> **Supplied records**:
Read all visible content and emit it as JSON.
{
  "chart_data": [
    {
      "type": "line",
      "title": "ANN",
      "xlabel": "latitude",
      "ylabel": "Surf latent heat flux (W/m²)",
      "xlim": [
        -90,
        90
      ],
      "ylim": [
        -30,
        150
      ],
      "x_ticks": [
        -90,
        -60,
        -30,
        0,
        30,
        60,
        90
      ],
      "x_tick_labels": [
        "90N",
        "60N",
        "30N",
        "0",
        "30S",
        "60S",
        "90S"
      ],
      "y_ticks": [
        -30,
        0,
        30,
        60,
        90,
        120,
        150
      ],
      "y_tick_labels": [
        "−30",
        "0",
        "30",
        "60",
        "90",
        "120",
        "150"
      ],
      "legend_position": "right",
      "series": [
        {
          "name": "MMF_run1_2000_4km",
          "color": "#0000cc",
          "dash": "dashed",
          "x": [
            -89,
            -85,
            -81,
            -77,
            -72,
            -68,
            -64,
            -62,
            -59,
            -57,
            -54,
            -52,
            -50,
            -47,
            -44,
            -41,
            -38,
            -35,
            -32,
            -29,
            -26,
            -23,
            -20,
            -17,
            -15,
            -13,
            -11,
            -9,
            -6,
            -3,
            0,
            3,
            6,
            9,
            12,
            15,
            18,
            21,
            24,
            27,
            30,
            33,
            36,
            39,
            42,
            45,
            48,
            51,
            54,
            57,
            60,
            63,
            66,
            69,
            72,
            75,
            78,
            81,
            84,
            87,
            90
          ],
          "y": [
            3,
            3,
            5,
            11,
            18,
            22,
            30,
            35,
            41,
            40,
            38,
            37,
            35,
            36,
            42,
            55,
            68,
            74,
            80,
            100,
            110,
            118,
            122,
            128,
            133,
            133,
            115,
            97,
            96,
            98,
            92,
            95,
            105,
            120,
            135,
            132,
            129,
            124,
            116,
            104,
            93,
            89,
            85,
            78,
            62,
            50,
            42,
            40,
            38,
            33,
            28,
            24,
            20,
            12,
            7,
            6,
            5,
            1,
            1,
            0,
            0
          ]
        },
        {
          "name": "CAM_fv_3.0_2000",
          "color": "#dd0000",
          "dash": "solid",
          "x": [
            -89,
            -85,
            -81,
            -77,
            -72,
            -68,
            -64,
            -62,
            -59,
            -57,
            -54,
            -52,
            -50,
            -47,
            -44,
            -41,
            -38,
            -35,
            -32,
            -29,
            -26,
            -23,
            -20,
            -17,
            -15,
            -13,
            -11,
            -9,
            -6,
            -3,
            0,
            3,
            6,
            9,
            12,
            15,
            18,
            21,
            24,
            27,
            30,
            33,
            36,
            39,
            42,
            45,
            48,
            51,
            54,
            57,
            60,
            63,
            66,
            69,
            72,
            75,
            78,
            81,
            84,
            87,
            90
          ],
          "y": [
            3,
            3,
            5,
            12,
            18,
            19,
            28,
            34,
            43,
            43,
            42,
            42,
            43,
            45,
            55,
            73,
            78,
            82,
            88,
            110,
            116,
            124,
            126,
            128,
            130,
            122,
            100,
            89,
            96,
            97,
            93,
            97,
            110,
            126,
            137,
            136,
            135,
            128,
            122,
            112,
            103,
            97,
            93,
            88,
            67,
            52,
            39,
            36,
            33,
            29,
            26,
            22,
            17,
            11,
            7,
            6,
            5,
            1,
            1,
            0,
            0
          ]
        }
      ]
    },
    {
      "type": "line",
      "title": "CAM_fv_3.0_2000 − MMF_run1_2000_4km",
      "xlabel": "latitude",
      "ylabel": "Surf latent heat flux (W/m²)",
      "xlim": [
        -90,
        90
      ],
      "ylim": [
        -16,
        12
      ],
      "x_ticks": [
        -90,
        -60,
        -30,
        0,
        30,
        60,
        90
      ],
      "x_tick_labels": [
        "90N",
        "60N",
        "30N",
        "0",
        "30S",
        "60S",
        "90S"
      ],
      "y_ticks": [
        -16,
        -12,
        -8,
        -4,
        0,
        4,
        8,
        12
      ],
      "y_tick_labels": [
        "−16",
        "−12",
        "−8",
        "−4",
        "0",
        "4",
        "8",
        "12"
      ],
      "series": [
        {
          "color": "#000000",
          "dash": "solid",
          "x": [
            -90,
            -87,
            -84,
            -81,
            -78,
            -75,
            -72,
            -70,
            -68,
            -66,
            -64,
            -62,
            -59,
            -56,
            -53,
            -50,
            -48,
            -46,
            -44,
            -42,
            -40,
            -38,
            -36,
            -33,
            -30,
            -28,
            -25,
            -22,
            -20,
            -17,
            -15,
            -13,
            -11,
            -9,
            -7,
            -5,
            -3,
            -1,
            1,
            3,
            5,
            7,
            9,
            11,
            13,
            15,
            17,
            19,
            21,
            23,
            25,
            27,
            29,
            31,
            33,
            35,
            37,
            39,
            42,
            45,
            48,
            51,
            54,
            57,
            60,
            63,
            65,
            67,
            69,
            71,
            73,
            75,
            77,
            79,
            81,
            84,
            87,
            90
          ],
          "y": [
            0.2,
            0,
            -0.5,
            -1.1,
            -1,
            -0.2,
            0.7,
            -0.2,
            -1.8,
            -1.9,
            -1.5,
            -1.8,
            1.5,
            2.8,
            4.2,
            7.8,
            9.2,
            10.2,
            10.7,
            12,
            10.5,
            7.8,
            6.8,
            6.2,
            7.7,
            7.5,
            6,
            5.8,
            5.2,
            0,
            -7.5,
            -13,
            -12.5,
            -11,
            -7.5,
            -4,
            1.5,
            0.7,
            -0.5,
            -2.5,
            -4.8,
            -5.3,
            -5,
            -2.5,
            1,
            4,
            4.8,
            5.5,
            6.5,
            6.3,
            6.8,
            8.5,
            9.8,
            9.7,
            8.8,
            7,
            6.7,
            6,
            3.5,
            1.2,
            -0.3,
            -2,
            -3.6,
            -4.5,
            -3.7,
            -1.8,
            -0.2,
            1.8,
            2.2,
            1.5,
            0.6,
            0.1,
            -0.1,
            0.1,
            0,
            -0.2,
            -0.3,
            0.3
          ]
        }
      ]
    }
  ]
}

> **What to work on**: From the records above, extract every entry exactly as given.

> **Exercise solution**:
Read all visible content and emit it as JSON.
{
  "chart_data": [
    {
      "type": "line",
      "title": "ANN",
      "xlabel": "latitude",
      "ylabel": "Surf latent heat flux (W/m²)",
      "xlim": [
        -90,
        90
      ],
      "ylim": [
        -30,
        150
      ],
      "x_ticks": [
        -90,
        -60,
        -30,
        0,
        30,
        60,
        90
      ],
      "x_tick_labels": [
        "90N",
        "60N",
        "30N",
        "0",
        "30S",
        "60S",
        "90S"
      ],
      "y_ticks": [
        -30,
        0,
        30,
        60,
        90,
        120,
        150
      ],
      "y_tick_labels": [
        "−30",
        "0",
        "30",
        "60",
        "90",
        "120",
        "150"
      ],
      "legend_position": "right",
      "series": [
        {
          "name": "MMF_run1_2000_4km",
          "color": "#0000cc",
          "dash": "dashed",
          "x": [
            -89,
            -85,
            -81,
            -77,
            -72,
            -68,
            -64,
            -62,
            -59,
            -57,
            -54,
            -52,
            -50,
            -47,
            -44,
            -41,
            -38,
            -35,
            -32,
            -29,
            -26,
            -23,
            -20,
            -17,
            -15,
            -13,
            -11,
            -9,
            -6,
            -3,
            0,
            3,
            6,
            9,
            12,
            15,
            18,
            21,
            24,
            27,
            30,
            33,
            36,
            39,
            42,
            45,
            48,
            51,
            54,
            57,
            60,
            63,
            66,
            69,
            72,
            75,
            78,
            81,
            84,
            87,
            90
          ],
          "y": [
            3,
            3,
            5,
            11,
            18,
            22,
            30,
            35,
            41,
            40,
            38,
            37,
            35,
            36,
            42,
            55,
            68,
            74,
            80,
            100,
            110,
            118,
            122,
            128,
            133,
            133,
            115,
            97,
            96,
            98,
            92,
            95,
            105,
            120,
            135,
            132,
            129,
            124,
            116,
            104,
            93,
            89,
            85,
            78,
            62,
            50,
            42,
            40,
            38,
            33,
            28,
            24,
            20,
            12,
            7,
            6,
            5,
            1,
            1,
            0,
            0
          ]
        },
        {
          "name": "CAM_fv_3.0_2000",
          "color": "#dd0000",
          "dash": "solid",
          "x": [
            -89,
            -85,
            -81,
            -77,
            -72,
            -68,
            -64,
            -62,
            -59,
            -57,
            -54,
            -52,
            -50,
            -47,
            -44,
            -41,
            -38,
            -35,
            -32,
            -29,
            -26,
            -23,
            -20,
            -17,
            -15,
            -13,
            -11,
            -9,
            -6,
            -3,
            0,
            3,
            6,
            9,
            12,
            15,
            18,
            21,
            24,
            27,
            30,
            33,
            36,
            39,
            42,
            45,
            48,
            51,
            54,
            57,
            60,
            63,
            66,
            69,
            72,
            75,
            78,
            81,
            84,
            87,
            90
          ],
          "y": [
            3,
            3,
            5,
            12,
            18,
            19,
            28,
            34,
            43,
            43,
            42,
            42,
            43,
            45,
            55,
            73,
            78,
            82,
            88,
            110,
            116,
            124,
            126,
            128,
            130,
            122,
            100,
            89,
            96,
            97,
            93,
            97,
            110,
            126,
            137,
            136,
            135,
            128,
            122,
            112,
            103,
            97,
            93,
            88,
            67,
            52,
            39,
            36,
            33,
            29,
            26,
            22,
            17,
            11,
            7,
            6,
            5,
            1,
            1,
            0,
            0
          ]
        }
      ]
    },
    {
      "type": "line",
      "title": "CAM_fv_3.0_2000 − MMF_run1_2000_4km",
      "xlabel": "latitude",
      "ylabel": "Surf latent heat flux (W/m²)",
      "xlim": [
        -90,
        90
      ],
      "ylim": [
        -16,
        12
      ],
      "x_ticks": [
        -90,
        -60,
        -30,
        0,
        30,
        60,
        90
      ],
      "x_tick_labels": [
        "90N",
        "60N",
        "30N",
        "0",
        "30S",
        "60S",
        "90S"
      ],
      "y_ticks": [
        -16,
        -12,
        -8,
        -4,
        0,
        4,
        8,
        12
      ],
      "y_tick_labels": [
        "−16",
        "−12",
        "−8",
        "−4",
        "0",
        "4",
        "8",
        "12"
      ],
      "series": [
        {
          "color": "#000000",
          "dash": "solid",
          "x": [
            -90,
            -87,
            -84,
            -81,
            -78,
            -75,
            -72,
            -70,
            -68,
            -66,
            -64,
            -62,
            -59,
            -56,
            -53,
            -50,
            -48,
            -46,
            -44,
            -42,
            -40,
            -38,
            -36,
            -33,
            -30,
            -28,
            -25,
            -22,
            -20,
            -17,
            -15,
            -13,
            -11,
            -9,
            -7,
            -5,
            -3,
            -1,
            1,
            3,
            5,
            7,
            9,
            11,
            13,
            15,
            17,
            19,
            21,
            23,
            25,
            27,
            29,
            31,
            33,
            35,
            37,
            39,
            42,
            45,
            48,
            51,
            54,
            57,
            60,
            63,
            65,
            67,
            69,
            71,
            73,
            75,
            77,
            79,
            81,
            84,
            87,
            90
          ],
          "y": [
            0.2,
            0,
            -0.5,
            -1.1,
            -1,
            -0.2,
            0.7,
            -0.2,
            -1.8,
            -1.9,
            -1.5,
            -1.8,
            1.5,
            2.8,
            4.2,
            7.8,
            9.2,
            10.2,
            10.7,
            12,
            10.5,
            7.8,
            6.8,
            6.2,
            7.7,
            7.5,
            6,
            5.8,
            5.2,
            0,
            -7.5,
            -13,
            -12.5,
            -11,
            -7.5,
            -4,
            1.5,
            0.7,
            -0.5,
            -2.5,
            -4.8,
            -5.3,
            -5,
            -2.5,
            1,
            4,
            4.8,
            5.5,
            6.5,
            6.3,
            6.8,
            8.5,
            9.8,
            9.7,
            8.8,
            7,
            6.7,
            6,
            3.5,
            1.2,
            -0.3,
            -2,
            -3.6,
            -4.5,
            -3.7,
            -1.8,
            -0.2,
            1.8,
            2.2,
            1.5,
            0.6,
            0.1,
            -0.1,
            0.1,
            0,
            -0.2,
            -0.3,
            0.3
          ]
        }
      ]
    }
  ]
}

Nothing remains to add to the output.